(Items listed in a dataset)
#####

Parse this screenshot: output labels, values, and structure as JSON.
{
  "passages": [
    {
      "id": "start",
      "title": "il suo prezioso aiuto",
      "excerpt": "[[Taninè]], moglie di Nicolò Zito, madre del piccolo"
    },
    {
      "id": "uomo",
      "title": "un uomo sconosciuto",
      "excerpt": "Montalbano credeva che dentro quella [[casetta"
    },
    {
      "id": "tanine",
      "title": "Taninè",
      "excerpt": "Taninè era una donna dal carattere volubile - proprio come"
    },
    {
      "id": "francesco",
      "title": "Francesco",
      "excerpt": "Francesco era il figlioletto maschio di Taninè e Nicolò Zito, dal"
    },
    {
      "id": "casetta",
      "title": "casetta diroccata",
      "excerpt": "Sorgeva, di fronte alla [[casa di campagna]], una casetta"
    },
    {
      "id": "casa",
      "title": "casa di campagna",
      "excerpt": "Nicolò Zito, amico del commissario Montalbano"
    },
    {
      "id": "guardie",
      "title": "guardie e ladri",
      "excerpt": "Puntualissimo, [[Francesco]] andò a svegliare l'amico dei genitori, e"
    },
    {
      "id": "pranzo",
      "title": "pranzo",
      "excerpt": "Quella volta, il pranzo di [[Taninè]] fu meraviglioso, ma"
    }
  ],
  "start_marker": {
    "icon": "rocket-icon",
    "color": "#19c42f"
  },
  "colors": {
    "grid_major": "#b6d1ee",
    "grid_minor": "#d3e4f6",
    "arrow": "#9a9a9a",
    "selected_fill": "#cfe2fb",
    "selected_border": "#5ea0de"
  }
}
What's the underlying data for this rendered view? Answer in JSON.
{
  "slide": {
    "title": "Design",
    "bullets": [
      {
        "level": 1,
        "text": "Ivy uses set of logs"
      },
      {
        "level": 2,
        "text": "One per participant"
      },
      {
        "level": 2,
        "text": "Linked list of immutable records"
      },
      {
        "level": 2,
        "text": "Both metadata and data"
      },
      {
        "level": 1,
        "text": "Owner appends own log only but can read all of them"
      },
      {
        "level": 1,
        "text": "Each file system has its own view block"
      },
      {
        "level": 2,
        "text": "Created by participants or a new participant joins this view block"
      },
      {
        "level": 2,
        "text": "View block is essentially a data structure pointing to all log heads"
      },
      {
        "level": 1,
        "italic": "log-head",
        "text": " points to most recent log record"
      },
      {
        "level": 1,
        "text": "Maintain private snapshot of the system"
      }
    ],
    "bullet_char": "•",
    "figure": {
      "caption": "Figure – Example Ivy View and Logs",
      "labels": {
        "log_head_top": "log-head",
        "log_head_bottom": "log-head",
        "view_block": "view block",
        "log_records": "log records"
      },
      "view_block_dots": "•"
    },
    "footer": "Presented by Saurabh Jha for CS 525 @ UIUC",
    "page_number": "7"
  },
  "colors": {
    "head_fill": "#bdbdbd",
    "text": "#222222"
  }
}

#####

— WHAT THE EXERCISE ASKS —
Copy every record above exactly as it appears.

— SOLVED PROBLEM —
Parse this screenshot: output labels, values, and structure as JSON.
{
  "passages": [
    {
      "id": "start",
      "title": "il suo prezioso aiuto",
      "excerpt": "[[Taninè]], moglie di Nicolò Zito, madre del piccolo"
    },
    {
      "id": "uomo",
      "title": "un uomo sconosciuto",
      "excerpt": "Montalbano credeva che dentro quella [[casetta"
    },
    {
      "id": "tanine",
      "title": "Taninè",
      "excerpt": "Taninè era una donna dal carattere volubile - proprio come"
    },
    {
      "id": "francesco",
      "title": "Francesco",
      "excerpt": "Francesco era il figlioletto maschio di Taninè e Nicolò Zito, dal"
    },
    {
      "id": "casetta",
      "title": "casetta diroccata",
      "excerpt": "Sorgeva, di fronte alla [[casa di campagna]], una casetta"
    },
    {
      "id": "casa",
      "title": "casa di campagna",
      "excerpt": "Nicolò Zito, amico del commissario Montalbano"
    },
    {
      "id": "guardie",
      "title": "guardie e ladri",
      "excerpt": "Puntualissimo, [[Francesco]] andò a svegliare l'amico dei genitori, e"
    },
    {
      "id": "pranzo",
      "title": "pranzo",
      "excerpt": "Quella volta, il pranzo di [[Taninè]] fu meraviglioso, ma"
    }
  ],
  "start_marker": {
    "icon": "rocket-icon",
    "color": "#19c42f"
  },
  "colors": {
    "grid_major": "#b6d1ee",
    "grid_minor": "#d3e4f6",
    "arrow": "#9a9a9a",
    "selected_fill": "#cfe2fb",
    "selected_border": "#5ea0de"
  }
}
What's the underlying data for this rendered view? Answer in JSON.
{
  "slide": {
    "title": "Design",
    "bullets": [
      {
        "level": 1,
        "text": "Ivy uses set of logs"
      },
      {
        "level": 2,
        "text": "One per participant"
      },
      {
        "level": 2,
        "text": "Linked list of immutable records"
      },
      {
        "level": 2,
        "text": "Both metadata and data"
      },
      {
        "level": 1,
        "text": "Owner appends own log only but can read all of them"
      },
      {
        "level": 1,
        "text": "Each file system has its own view block"
      },
      {
        "level": 2,
        "text": "Created by participants or a new participant joins this view block"
      },
      {
        "level": 2,
        "text": "View block is essentially a data structure pointing to all log heads"
      },
      {
        "level": 1,
        "italic": "log-head",
        "text": " points to most recent log record"
      },
      {
        "level": 1,
        "text": "Maintain private snapshot of the system"
      }
    ],
    "bullet_char": "•",
    "figure": {
      "caption": "Figure – Example Ivy View and Logs",
      "labels": {
        "log_head_top": "log-head",
        "log_head_bottom": "log-head",
        "view_block": "view block",
        "log_records": "log records"
      },
      "view_block_dots": "•"
    },
    "footer": "Presented by Saurabh Jha for CS 525 @ UIUC",
    "page_number": "7"
  },
  "colors": {
    "head_fill": "#bdbdbd",
    "text": "#222222"
  }
}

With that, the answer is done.